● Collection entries
★ ★ ★ ★ ★
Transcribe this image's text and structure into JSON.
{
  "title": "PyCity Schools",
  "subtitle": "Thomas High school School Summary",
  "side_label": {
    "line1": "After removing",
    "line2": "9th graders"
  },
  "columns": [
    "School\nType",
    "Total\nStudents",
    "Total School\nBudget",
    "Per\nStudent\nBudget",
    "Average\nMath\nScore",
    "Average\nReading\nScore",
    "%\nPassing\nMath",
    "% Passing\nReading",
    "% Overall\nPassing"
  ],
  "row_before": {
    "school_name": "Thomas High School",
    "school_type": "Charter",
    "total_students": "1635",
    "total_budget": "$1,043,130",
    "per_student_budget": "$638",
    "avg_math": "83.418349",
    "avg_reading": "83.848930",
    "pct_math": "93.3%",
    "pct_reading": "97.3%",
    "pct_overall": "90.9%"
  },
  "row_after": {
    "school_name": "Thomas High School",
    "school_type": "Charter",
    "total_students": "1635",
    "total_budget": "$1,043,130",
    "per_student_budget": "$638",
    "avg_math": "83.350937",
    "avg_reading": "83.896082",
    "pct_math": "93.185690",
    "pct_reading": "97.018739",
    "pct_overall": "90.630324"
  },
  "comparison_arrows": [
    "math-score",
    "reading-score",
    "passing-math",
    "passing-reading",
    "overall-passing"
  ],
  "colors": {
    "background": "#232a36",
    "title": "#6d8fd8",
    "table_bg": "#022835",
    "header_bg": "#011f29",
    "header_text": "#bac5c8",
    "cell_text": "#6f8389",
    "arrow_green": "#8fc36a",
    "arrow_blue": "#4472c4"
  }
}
★ ★ ★ ★ ★
● What to produce
Each entry above needs to be retyped exactly.

● Reply
Transcribe this image's text and structure into JSON.
{
  "title": "PyCity Schools",
  "subtitle": "Thomas High school School Summary",
  "side_label": {
    "line1": "After removing",
    "line2": "9th graders"
  },
  "columns": [
    "School\nType",
    "Total\nStudents",
    "Total School\nBudget",
    "Per\nStudent\nBudget",
    "Average\nMath\nScore",
    "Average\nReading\nScore",
    "%\nPassing\nMath",
    "% Passing\nReading",
    "% Overall\nPassing"
  ],
  "row_before": {
    "school_name": "Thomas High School",
    "school_type": "Charter",
    "total_students": "1635",
    "total_budget": "$1,043,130",
    "per_student_budget": "$638",
    "avg_math": "83.418349",
    "avg_reading": "83.848930",
    "pct_math": "93.3%",
    "pct_reading": "97.3%",
    "pct_overall": "90.9%"
  },
  "row_after": {
    "school_name": "Thomas High School",
    "school_type": "Charter",
    "total_students": "1635",
    "total_budget": "$1,043,130",
    "per_student_budget": "$638",
    "avg_math": "83.350937",
    "avg_reading": "83.896082",
    "pct_math": "93.185690",
    "pct_reading": "97.018739",
    "pct_overall": "90.630324"
  },
  "comparison_arrows": [
    "math-score",
    "reading-score",
    "passing-math",
    "passing-reading",
    "overall-passing"
  ],
  "colors": {
    "background": "#232a36",
    "title": "#6d8fd8",
    "table_bg": "#022835",
    "header_bg": "#011f29",
    "header_text": "#bac5c8",
    "cell_text": "#6f8389",
    "arrow_green": "#8fc36a",
    "arrow_blue": "#4472c4"
  }
}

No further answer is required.